-- Start Extracted entries --

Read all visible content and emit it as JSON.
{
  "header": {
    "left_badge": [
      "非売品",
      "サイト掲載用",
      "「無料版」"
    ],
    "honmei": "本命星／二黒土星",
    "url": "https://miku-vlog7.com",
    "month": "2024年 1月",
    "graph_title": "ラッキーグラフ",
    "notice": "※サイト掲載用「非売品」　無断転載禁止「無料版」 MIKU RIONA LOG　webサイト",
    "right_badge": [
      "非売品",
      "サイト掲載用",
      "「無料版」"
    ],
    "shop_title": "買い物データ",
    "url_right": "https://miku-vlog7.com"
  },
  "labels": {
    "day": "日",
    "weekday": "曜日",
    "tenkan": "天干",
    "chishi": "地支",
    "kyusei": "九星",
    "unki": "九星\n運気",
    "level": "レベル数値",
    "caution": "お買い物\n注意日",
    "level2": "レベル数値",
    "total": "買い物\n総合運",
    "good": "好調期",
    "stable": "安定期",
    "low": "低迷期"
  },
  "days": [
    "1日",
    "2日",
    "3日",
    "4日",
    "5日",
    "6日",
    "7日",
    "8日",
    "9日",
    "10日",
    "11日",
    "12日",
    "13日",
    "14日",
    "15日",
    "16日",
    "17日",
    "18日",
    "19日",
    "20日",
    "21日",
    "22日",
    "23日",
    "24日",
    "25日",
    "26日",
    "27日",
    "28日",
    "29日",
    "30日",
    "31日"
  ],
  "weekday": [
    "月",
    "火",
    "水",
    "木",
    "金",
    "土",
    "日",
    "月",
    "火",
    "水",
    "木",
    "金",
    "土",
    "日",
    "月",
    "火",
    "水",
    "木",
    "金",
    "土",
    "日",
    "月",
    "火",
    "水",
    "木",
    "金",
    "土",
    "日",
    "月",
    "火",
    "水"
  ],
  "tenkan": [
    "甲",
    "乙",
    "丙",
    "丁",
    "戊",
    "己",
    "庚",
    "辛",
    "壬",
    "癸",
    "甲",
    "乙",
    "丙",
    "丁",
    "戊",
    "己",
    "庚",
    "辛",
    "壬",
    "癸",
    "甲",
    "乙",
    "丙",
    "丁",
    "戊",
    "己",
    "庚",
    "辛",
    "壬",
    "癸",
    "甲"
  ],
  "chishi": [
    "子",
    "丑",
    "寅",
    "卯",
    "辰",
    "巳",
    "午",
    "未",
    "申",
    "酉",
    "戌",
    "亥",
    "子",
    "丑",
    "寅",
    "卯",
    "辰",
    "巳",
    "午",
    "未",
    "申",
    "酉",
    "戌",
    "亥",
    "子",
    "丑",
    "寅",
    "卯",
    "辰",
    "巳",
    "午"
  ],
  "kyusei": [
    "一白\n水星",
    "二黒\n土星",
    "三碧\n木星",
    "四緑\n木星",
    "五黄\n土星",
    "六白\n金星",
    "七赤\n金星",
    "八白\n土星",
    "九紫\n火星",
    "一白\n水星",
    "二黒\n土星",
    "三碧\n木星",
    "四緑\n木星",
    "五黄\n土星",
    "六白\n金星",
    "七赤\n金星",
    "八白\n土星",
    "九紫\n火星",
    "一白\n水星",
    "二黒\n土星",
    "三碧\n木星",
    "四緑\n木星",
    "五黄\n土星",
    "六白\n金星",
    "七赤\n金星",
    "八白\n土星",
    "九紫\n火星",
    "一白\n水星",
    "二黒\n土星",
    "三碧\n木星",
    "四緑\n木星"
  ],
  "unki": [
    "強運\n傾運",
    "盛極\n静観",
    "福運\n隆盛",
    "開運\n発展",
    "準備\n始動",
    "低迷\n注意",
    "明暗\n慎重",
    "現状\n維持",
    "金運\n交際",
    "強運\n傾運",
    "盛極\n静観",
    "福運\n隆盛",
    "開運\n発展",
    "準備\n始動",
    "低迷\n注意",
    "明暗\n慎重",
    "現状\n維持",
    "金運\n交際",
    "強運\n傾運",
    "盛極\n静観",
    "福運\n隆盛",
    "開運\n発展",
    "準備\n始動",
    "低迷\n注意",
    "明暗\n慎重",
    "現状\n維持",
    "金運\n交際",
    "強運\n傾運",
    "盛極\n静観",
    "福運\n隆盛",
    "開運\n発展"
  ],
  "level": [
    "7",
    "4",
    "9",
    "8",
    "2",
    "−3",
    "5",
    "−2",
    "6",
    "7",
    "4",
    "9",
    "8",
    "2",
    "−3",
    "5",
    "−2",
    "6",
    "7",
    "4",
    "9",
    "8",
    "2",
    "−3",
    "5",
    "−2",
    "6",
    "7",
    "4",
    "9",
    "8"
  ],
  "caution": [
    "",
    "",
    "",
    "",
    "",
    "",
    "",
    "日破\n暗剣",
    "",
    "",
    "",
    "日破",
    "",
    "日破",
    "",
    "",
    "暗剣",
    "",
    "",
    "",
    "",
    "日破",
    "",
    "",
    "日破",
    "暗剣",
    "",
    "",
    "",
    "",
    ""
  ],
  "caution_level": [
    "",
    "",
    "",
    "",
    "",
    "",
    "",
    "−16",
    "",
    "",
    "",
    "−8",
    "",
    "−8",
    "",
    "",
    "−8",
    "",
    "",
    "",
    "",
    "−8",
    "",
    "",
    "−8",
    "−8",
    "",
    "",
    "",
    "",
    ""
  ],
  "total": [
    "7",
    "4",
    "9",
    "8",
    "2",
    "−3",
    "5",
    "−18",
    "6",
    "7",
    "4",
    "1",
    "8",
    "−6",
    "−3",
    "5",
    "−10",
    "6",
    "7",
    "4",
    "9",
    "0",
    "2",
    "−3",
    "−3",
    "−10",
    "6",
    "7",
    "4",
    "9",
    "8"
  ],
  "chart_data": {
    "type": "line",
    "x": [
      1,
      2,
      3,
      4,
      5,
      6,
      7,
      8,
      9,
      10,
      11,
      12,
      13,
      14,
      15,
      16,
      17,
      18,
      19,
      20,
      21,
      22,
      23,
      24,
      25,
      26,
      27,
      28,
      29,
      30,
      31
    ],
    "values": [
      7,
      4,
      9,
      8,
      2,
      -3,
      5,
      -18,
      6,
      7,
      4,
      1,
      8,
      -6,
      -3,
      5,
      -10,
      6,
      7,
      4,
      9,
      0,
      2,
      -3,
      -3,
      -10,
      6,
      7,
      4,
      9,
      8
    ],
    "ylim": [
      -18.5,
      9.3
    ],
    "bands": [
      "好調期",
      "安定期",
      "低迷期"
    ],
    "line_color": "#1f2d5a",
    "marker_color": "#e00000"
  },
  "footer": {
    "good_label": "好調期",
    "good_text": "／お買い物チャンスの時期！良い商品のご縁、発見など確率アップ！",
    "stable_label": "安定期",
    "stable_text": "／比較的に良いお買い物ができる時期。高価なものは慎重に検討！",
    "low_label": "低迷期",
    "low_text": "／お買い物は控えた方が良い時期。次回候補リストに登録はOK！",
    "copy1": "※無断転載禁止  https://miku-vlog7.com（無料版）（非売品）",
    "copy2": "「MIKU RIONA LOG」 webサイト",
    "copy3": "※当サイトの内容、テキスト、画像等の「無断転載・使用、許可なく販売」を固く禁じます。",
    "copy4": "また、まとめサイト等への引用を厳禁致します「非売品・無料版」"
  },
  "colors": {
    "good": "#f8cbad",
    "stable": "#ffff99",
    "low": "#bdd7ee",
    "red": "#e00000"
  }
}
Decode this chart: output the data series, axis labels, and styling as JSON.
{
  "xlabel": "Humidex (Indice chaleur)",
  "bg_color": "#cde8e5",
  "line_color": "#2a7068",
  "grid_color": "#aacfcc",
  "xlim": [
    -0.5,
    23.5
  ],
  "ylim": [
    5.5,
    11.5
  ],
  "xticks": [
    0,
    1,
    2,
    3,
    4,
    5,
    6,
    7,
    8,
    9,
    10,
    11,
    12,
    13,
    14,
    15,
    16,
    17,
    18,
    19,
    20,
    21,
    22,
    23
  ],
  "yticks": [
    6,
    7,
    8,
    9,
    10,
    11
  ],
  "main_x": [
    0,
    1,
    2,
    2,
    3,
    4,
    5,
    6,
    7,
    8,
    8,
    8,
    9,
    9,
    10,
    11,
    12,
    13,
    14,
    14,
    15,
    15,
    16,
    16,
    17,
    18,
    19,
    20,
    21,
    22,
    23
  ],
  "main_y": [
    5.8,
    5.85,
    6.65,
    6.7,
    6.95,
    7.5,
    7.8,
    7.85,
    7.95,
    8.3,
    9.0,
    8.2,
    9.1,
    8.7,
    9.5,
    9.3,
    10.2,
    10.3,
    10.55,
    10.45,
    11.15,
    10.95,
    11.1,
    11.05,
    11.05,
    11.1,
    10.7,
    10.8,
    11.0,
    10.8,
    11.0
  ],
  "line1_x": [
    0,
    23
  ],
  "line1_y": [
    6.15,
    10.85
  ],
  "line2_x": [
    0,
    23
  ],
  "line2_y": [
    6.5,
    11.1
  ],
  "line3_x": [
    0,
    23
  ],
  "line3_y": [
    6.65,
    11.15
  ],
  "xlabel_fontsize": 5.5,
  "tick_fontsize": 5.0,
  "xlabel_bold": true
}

-- End Extracted entries --

▶ [Exercise objective] Count each line where the string "labels" occurs, and write only the number.

▶ [Solution to this problem] 2